> _Instructions to follow_:
Using the listing below, copy every line that mentions "this".

----

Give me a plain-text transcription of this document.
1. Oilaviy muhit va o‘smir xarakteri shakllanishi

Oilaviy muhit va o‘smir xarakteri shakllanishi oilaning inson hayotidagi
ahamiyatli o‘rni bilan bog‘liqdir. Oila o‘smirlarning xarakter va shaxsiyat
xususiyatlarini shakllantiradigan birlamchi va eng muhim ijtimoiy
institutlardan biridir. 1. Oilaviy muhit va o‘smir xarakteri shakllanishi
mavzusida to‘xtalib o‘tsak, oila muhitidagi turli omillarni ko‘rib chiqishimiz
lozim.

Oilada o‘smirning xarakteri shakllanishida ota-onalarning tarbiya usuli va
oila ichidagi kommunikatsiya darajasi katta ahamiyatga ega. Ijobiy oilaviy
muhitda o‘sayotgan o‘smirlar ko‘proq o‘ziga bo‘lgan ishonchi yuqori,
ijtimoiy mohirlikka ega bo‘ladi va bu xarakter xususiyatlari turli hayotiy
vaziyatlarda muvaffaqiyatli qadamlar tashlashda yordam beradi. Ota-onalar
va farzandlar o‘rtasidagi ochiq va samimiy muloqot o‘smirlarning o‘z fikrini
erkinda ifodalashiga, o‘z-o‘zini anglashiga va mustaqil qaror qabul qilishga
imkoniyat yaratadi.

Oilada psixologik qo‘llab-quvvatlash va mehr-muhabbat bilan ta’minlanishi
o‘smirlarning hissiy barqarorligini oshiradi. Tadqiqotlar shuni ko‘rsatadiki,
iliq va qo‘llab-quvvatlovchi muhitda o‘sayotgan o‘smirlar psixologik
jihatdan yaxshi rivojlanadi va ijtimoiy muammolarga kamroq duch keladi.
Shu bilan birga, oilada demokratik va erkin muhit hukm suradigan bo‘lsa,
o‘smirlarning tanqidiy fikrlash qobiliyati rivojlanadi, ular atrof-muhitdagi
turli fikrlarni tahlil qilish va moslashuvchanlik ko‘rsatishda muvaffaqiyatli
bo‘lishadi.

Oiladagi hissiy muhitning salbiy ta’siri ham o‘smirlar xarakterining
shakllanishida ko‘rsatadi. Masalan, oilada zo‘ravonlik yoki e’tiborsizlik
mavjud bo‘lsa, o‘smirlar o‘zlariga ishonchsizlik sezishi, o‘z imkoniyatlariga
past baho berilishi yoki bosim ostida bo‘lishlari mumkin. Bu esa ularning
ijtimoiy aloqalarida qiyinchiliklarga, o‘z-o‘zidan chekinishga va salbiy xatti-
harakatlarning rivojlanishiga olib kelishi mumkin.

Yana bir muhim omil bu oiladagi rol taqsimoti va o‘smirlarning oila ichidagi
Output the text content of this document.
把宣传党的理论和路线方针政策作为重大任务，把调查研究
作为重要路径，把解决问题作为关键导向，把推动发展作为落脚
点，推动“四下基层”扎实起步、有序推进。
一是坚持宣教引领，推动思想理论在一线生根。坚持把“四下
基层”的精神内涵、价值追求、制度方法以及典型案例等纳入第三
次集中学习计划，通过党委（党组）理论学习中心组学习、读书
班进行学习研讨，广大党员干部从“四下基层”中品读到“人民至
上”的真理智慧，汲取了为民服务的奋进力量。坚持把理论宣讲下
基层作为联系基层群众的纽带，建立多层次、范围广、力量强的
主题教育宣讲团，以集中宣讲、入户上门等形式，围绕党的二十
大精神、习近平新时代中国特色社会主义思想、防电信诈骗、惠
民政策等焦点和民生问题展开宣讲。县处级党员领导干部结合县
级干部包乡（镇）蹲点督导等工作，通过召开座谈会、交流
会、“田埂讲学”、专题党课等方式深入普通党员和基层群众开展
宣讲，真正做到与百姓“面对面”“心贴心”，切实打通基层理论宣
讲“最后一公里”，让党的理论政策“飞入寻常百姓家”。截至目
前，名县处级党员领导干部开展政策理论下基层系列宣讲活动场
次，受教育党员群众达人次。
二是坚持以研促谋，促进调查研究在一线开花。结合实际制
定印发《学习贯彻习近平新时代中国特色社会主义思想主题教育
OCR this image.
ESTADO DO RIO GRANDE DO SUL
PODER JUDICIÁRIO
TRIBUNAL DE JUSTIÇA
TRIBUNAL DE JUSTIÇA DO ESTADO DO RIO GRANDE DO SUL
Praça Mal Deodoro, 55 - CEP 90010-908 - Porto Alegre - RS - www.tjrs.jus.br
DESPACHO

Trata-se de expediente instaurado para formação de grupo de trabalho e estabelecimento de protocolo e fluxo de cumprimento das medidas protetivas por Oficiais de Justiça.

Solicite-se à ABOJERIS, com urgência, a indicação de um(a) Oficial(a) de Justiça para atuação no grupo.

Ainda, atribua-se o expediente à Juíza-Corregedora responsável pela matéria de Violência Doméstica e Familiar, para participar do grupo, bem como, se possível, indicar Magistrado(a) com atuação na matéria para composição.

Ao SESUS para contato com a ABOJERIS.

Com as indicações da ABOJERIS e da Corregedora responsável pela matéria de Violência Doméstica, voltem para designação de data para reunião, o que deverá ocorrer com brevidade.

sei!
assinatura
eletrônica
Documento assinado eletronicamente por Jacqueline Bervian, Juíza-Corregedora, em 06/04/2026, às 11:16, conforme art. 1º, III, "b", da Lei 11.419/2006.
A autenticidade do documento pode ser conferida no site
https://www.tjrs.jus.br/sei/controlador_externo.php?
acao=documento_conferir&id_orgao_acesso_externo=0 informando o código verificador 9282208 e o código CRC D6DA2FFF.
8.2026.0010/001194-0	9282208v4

----

> _Worked solution_:
Give me a plain-text transcription of this document.
Output the text content of this document.
OCR this image.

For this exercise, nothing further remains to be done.